TASK PROMPT: Search the material for the string "Ферма", then return every line where it is found.
* * *
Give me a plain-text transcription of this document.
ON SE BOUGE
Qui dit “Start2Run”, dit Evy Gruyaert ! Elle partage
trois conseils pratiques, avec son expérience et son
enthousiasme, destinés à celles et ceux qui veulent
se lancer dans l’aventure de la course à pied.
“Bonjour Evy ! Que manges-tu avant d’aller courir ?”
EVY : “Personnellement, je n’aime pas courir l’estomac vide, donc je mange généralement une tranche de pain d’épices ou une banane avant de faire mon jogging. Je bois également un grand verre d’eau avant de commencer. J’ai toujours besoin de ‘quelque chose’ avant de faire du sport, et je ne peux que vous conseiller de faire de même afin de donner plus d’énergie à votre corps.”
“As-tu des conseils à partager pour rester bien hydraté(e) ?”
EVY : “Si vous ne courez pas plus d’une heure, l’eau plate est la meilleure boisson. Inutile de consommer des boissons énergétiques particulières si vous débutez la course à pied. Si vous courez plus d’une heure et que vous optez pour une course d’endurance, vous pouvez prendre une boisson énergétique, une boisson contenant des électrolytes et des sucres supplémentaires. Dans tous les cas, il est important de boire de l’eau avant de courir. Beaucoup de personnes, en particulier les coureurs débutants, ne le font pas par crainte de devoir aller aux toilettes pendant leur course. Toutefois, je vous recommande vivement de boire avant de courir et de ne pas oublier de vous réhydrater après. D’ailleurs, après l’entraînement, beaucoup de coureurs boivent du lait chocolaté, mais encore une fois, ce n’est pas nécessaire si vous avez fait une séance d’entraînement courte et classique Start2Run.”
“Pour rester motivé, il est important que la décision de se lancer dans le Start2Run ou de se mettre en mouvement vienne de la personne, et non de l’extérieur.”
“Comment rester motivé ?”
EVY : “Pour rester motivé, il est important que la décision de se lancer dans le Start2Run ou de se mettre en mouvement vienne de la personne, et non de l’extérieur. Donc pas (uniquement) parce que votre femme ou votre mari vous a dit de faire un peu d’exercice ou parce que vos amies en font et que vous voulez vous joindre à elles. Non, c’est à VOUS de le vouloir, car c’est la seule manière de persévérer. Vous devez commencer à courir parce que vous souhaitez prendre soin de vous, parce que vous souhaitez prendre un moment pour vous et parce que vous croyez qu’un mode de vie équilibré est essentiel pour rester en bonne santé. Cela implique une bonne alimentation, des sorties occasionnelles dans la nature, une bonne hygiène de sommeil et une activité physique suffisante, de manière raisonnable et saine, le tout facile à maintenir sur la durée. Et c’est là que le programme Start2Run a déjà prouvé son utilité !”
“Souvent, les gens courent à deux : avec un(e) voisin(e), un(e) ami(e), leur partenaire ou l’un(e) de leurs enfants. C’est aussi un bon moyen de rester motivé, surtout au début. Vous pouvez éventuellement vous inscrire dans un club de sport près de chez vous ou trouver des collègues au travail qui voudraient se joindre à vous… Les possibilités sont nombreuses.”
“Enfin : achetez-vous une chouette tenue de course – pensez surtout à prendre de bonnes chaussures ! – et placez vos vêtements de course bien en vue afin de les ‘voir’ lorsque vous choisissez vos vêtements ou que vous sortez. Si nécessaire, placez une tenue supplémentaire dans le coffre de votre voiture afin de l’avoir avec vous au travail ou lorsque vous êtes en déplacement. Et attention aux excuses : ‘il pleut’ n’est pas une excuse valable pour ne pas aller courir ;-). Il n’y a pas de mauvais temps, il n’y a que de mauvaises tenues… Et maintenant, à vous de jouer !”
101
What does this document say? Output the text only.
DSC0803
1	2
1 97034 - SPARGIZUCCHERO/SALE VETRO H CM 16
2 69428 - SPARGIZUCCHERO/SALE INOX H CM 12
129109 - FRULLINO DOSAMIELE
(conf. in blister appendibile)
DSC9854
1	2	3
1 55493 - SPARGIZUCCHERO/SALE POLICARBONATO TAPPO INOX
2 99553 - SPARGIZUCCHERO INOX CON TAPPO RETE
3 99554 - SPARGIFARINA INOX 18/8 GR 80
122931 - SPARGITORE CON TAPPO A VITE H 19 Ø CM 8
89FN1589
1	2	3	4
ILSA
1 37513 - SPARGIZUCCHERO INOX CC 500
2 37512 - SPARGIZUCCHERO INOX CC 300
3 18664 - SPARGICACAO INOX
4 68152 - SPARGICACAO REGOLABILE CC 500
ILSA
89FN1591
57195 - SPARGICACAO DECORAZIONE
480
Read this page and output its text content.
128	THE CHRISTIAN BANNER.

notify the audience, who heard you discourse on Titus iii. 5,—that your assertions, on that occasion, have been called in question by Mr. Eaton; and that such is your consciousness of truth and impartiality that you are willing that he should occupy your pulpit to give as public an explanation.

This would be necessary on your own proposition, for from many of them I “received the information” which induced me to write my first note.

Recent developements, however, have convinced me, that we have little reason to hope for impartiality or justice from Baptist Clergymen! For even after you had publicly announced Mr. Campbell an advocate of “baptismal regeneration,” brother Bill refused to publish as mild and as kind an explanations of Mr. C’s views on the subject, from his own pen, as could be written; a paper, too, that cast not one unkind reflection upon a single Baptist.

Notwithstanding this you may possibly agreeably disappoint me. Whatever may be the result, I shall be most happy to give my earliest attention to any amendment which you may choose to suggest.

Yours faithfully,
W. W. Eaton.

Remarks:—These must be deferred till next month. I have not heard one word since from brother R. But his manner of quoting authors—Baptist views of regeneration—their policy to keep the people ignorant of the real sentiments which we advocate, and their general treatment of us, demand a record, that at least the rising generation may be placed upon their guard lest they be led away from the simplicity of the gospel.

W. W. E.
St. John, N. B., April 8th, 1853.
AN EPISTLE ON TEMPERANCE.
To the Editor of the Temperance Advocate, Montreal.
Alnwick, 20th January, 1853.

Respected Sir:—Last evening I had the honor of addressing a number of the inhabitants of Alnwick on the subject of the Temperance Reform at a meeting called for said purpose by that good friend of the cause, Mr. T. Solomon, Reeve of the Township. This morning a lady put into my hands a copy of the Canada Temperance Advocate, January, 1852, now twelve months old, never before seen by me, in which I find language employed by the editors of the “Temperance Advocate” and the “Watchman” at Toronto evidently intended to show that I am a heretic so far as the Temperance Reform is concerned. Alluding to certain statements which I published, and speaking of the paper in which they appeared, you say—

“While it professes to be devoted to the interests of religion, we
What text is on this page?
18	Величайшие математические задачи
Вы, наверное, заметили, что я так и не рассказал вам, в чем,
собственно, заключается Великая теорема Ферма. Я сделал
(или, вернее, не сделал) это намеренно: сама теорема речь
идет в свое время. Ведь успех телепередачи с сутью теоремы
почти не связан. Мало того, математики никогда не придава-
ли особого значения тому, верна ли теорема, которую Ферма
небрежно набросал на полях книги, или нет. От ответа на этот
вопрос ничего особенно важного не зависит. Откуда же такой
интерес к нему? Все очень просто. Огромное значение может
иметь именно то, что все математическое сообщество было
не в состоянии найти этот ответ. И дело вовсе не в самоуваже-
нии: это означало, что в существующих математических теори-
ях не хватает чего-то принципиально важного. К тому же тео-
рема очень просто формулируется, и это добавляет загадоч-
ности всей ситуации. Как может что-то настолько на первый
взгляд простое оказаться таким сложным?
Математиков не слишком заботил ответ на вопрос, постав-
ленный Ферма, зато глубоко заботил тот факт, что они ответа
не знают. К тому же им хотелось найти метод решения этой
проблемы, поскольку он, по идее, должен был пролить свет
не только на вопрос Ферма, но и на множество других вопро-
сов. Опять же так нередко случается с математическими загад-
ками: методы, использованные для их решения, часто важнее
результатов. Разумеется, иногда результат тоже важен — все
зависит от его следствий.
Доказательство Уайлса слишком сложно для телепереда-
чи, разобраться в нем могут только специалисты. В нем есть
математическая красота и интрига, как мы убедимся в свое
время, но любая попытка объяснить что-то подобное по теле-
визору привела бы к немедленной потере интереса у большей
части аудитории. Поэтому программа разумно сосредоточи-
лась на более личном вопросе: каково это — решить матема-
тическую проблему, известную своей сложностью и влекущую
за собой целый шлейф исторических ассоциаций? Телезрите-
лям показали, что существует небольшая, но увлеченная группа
* * *
CORRECT RESPONSE:
собственно, заключается Великая теорема Ферма. Я сделал
ли особого значения тому, верна ли теорема, которую Ферма
ленный Ферма, зато глубоко заботил тот факт, что они ответа
не только на вопрос Ферма, но и на множество других вопро-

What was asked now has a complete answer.